===== DATA FOR PROCESSING =====

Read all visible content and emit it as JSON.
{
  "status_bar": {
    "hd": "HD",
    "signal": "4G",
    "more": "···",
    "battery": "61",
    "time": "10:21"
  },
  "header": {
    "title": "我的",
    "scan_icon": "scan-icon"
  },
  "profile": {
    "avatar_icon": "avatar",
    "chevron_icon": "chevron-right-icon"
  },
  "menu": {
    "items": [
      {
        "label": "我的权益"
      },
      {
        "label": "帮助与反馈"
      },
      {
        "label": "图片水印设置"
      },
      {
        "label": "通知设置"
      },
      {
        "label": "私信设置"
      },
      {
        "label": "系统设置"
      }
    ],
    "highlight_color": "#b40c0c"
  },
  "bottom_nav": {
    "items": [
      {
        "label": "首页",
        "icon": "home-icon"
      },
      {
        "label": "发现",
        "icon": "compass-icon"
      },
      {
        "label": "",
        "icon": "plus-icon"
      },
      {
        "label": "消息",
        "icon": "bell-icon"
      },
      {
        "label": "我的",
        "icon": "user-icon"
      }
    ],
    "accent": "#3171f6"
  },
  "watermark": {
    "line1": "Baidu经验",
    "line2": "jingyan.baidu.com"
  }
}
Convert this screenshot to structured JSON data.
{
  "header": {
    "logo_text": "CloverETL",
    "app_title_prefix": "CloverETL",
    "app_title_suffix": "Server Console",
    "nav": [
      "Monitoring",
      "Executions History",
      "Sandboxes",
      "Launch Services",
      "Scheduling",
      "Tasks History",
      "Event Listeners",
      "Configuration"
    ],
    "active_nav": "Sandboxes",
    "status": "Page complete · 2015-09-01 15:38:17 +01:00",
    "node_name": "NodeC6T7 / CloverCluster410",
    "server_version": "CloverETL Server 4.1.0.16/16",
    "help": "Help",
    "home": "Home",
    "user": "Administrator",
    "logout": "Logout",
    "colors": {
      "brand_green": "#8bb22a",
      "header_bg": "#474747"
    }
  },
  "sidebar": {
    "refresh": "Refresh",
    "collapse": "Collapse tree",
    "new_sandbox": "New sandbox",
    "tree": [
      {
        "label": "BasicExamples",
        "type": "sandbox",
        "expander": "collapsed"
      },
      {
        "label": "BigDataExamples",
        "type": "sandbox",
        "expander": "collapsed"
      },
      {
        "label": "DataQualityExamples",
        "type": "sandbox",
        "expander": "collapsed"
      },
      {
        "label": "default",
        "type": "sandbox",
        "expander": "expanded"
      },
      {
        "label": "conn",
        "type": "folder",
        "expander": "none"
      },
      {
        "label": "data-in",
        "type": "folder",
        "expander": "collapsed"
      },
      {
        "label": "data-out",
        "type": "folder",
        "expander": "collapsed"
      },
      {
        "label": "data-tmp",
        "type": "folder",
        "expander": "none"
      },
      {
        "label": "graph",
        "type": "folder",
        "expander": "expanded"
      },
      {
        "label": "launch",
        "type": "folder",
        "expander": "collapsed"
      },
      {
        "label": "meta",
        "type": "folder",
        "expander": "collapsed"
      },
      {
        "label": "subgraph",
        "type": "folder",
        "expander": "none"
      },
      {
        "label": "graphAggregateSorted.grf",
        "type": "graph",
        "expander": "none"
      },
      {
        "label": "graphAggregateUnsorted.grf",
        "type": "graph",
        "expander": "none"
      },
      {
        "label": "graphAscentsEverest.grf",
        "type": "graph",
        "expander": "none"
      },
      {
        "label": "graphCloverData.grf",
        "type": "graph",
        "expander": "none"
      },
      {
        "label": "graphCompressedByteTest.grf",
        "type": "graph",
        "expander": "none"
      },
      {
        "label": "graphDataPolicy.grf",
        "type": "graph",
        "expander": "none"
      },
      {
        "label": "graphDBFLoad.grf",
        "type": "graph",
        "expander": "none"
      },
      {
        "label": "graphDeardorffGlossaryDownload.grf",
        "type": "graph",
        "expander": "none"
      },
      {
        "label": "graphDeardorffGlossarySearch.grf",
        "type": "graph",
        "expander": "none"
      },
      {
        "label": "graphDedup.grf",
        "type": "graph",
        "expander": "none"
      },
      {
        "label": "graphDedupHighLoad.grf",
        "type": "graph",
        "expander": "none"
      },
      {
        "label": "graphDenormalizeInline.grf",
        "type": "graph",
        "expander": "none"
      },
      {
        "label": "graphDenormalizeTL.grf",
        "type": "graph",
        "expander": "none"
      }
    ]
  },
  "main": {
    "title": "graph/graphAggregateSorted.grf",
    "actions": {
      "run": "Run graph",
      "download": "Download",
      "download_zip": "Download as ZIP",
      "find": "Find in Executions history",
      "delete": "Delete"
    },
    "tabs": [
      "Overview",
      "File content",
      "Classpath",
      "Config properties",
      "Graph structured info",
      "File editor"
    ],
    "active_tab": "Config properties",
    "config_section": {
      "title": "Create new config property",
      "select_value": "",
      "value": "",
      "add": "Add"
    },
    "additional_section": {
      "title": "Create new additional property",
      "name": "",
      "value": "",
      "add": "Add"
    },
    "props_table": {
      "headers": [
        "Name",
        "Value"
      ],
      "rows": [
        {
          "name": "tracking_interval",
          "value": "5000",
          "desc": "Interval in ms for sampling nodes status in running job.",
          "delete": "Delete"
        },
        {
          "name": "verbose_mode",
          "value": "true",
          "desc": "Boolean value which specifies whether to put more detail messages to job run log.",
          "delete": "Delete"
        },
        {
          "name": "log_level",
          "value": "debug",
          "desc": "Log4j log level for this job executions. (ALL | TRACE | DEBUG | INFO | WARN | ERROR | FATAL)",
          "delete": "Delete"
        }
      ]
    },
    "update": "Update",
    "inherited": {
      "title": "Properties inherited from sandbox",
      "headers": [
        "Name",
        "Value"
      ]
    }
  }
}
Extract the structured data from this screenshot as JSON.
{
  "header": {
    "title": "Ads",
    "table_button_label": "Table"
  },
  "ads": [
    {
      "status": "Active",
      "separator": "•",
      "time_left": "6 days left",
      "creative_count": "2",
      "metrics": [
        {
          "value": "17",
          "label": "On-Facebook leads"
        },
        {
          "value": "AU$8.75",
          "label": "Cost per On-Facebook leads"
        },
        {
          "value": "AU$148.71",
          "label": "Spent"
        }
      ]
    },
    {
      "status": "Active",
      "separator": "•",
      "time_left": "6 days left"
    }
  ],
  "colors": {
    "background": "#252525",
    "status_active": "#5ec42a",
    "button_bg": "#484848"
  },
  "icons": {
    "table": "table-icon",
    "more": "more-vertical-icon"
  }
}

=====

TASK OBJECTIVE » Identify every line holding the word "Facebook" and copy it out.

TASK ANSWER »
          "label": "On-Facebook leads"
          "label": "Cost per On-Facebook leads"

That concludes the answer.